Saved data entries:
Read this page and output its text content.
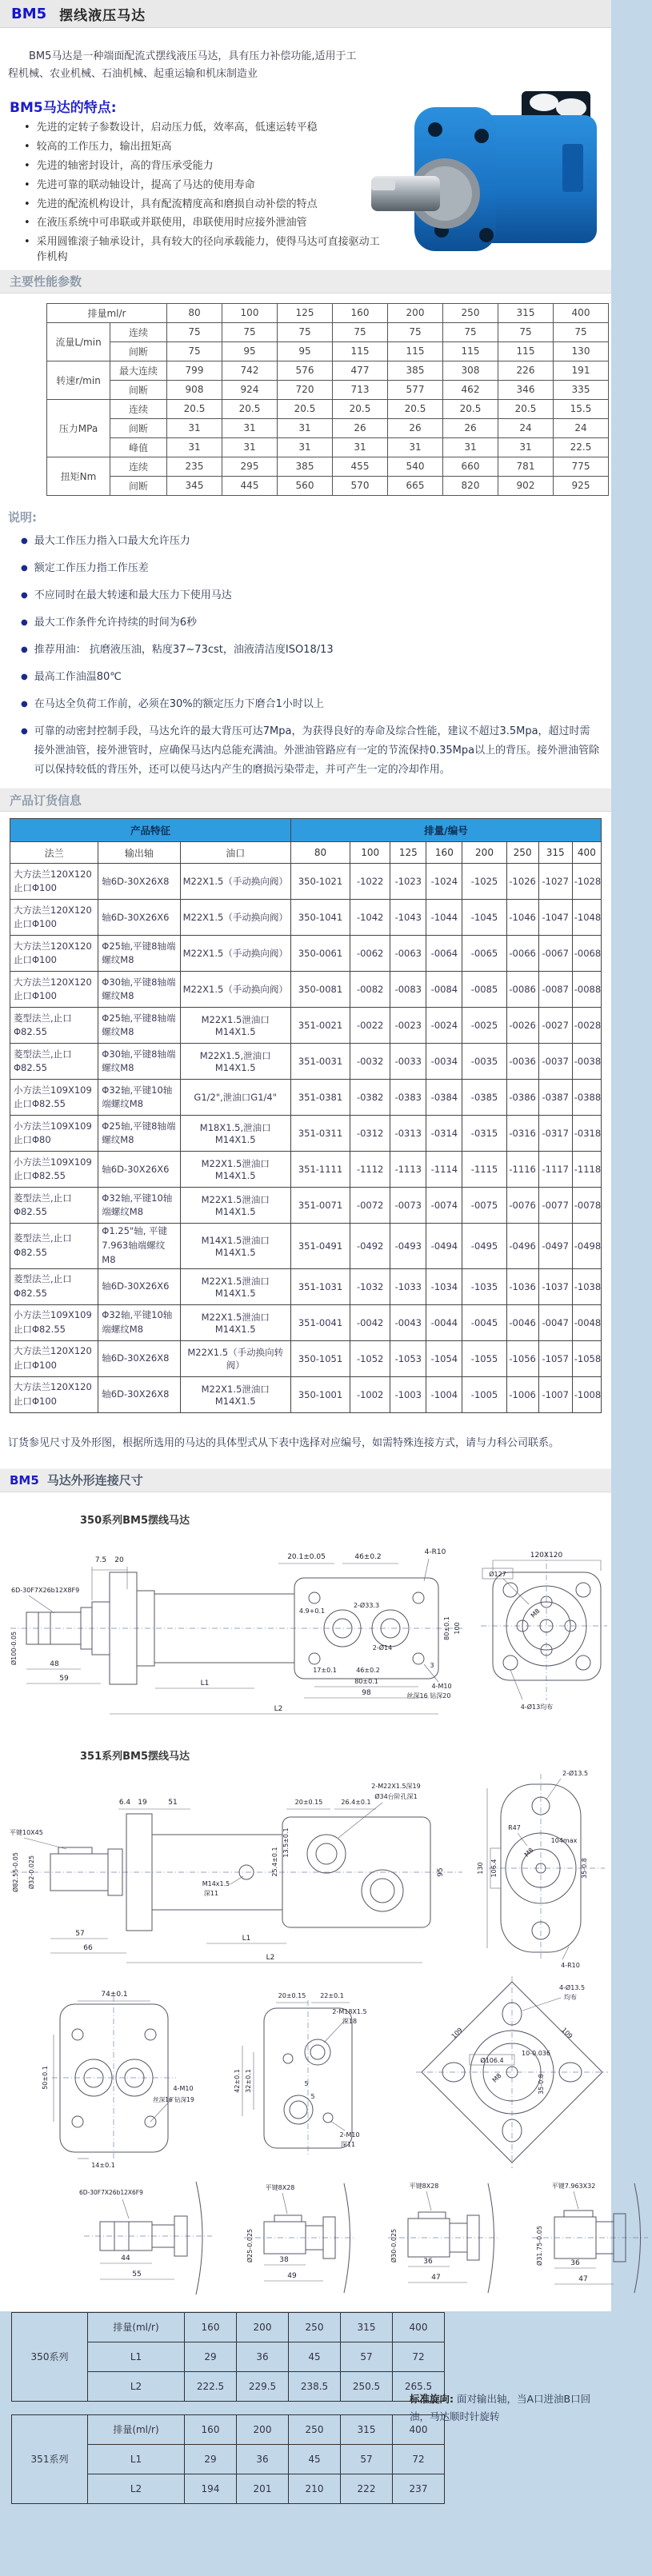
BM5 摆线液压马达

BM5马达是一种端面配流式摆线液压马达，具有压力补偿功能,适用于工程机械、农业机械、石油机械、起重运输和机床制造业

BM5马达的特点:
• 先进的定转子参数设计，启动压力低，效率高，低速运转平稳
• 较高的工作压力，输出扭矩高
• 先进的轴密封设计，高的背压承受能力
• 先进可靠的联动轴设计，提高了马达的使用寿命
• 先进的配流机构设计，具有配流精度高和磨损自动补偿的特点
• 在液压系统中可串联或并联使用，串联使用时应接外泄油管
• 采用圆锥滚子轴承设计，具有较大的径向承载能力，使得马达可直接驱动工作机构
主要性能参数
排量ml/r		80	100	125	160	200	250	315	400
流量L/min	连续	75	75	75	75	75	75	75	75
	间断	75	95	95	115	115	115	115	130
转速r/min	最大连续	799	742	576	477	385	308	226	191
	间断	908	924	720	713	577	462	346	335
压力MPa	连续	20.5	20.5	20.5	20.5	20.5	20.5	20.5	15.5
	间断	31	31	31	26	26	26	24	24
	峰值	31	31	31	31	31	31	31	22.5
扭矩Nm	连续	235	295	385	455	540	660	781	775
	间断	345	445	560	570	665	820	902	925
说明:
● 最大工作压力指入口最大允许压力
● 额定工作压力指工作压差
● 不应同时在最大转速和最大压力下使用马达
● 最大工作条件允许持续的时间为6秒
● 推荐用油： 抗磨液压油，粘度37~73cst，油液清洁度ISO18/13
● 最高工作油温80℃
● 在马达全负荷工作前，必须在30%的额定压力下磨合1小时以上
● 可靠的动密封控制手段，马达允许的最大背压可达7Mpa，为获得良好的寿命及综合性能，建议不超过3.5Mpa，超过时需接外泄油管，接外泄管时，应确保马达内总能充满油。外泄油管路应有一定的节流保持0.35Mpa以上的背压。接外泄油管除可以保持较低的背压外，还可以使马达内产生的磨损污染带走，并可产生一定的冷却作用。
产品订货信息
产品特征			排量/编号							
法兰	输出轴	油口	80	100	125	160	200	250	315	400
大方法兰120X120止口Φ100	轴6D-30X26X8	M22X1.5（手动换向阀）	350-1021	-1022	-1023	-1024	-1025	-1026	-1027	-1028
大方法兰120X120止口Φ100	轴6D-30X26X6	M22X1.5（手动换向阀）	350-1041	-1042	-1043	-1044	-1045	-1046	-1047	-1048
大方法兰120X120止口Φ100	Φ25轴,平键8轴端螺纹M8	M22X1.5（手动换向阀）	350-0061	-0062	-0063	-0064	-0065	-0066	-0067	-0068
大方法兰120X120止口Φ100	Φ30轴,平键8轴端螺纹M8	M22X1.5（手动换向阀）	350-0081	-0082	-0083	-0084	-0085	-0086	-0087	-0088
菱型法兰,止口Φ82.55	Φ25轴,平键8轴端螺纹M8	M22X1.5泄油口M14X1.5	351-0021	-0022	-0023	-0024	-0025	-0026	-0027	-0028
菱型法兰,止口Φ82.55	Φ30轴,平键8轴端螺纹M8	M22X1.5,泄油口M14X1.5	351-0031	-0032	-0033	-0034	-0035	-0036	-0037	-0038
小方法兰109X109止口Φ82.55	Φ32轴,平键10轴端螺纹M8	G1/2",泄油口G1/4"	351-0381	-0382	-0383	-0384	-0385	-0386	-0387	-0388
小方法兰109X109止口Φ80	Φ25轴,平键8轴端螺纹M8	M18X1.5,泄油口M14X1.5	351-0311	-0312	-0313	-0314	-0315	-0316	-0317	-0318
小方法兰109X109止口Φ82.55	轴6D-30X26X6	M22X1.5泄油口M14X1.5	351-1111	-1112	-1113	-1114	-1115	-1116	-1117	-1118
菱型法兰,止口Φ82.55	Φ32轴,平键10轴端螺纹M8	M22X1.5泄油口M14X1.5	351-0071	-0072	-0073	-0074	-0075	-0076	-0077	-0078
菱型法兰,止口Φ82.55	Φ1.25"轴, 平键7.963轴端螺纹M8	M14X1.5泄油口M14X1.5	351-0491	-0492	-0493	-0494	-0495	-0496	-0497	-0498
菱型法兰,止口Φ82.55	轴6D-30X26X6	M22X1.5泄油口M14X1.5	351-1031	-1032	-1033	-1034	-1035	-1036	-1037	-1038
小方法兰109X109止口Φ82.55	Φ32轴,平键10轴端螺纹M8	M22X1.5泄油口M14X1.5	351-0041	-0042	-0043	-0044	-0045	-0046	-0047	-0048
大方法兰120X120止口Φ100	轴6D-30X26X8	M22X1.5（手动换向转阀）	350-1051	-1052	-1053	-1054	-1055	-1056	-1057	-1058
大方法兰120X120止口Φ100	轴6D-30X26X8	M22X1.5泄油口M14X1.5	350-1001	-1002	-1003	-1004	-1005	-1006	-1007	-1008

订货参见尺寸及外形图，根据所选用的马达的具体型式从下表中选择对应编号，如需特殊连接方式，请与力科公司联系。

BM5 马达外形连接尺寸
350系列BM5摆线马达
7.5 20	20.1±0.05	46±0.2
4-R10
6D-30F7X26b12X8F9
Ø100-0.05
4.9+0.1
2-Ø33.3
80±0.1 100
2-Ø14
17±0.1	46±0.2
3
48
59
L1
L2
80±0.1
98
4-M10
丝深16 钻深20
120X120
Ø127
M8
4-Ø13均布
351系列BM5摆线马达
6.4 19	51
平键10X45
20±0.15	26.4±0.1
2-M22X1.5深19
Ø34台阶孔深1
Ø82.55-0.05 Ø32-0.025
57
66
M14x1.5
深11
25.4±0.1
13.5±0.1
95
L1
L2
2-Ø13.5
130 106.4
R47
M8
104max
35-0.8
4-R10
74±0.1
50±0.1
14±0.1
4-M10
丝深16 钻深19
20±0.15 22±0.1
2-M18X1.5
深18
42±0.1 32±0.1	5
5
2-M10
深11
109	109
Ø106.4
M8
10-0.036
35-0.8
4-Ø13.5
均布
6D-30F7X26b12X6F9
44
55
平键8X28
Ø25-0.025	38
49
平键8X28
Ø30-0.025	36
47
平键7.963X32
Ø31.75-0.05	36
47
350系列	排量(ml/r)	160	200	250	315	400
	L1	29	36	45	57	72
	L2	222.5	229.5	238.5	250.5	265.5
351系列	排量(ml/r)	160	200	250	315	400
	L1	29	36	45	57	72
	L2	194	201	210	222	237
标准旋向: 面对输出轴，当A口进油B口回油，马达顺时针旋转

[WRITTEN INSTRUCTION]
Work out how many lines of the listing above include the word "菱型法兰". Report only the number.

[RESULT]
5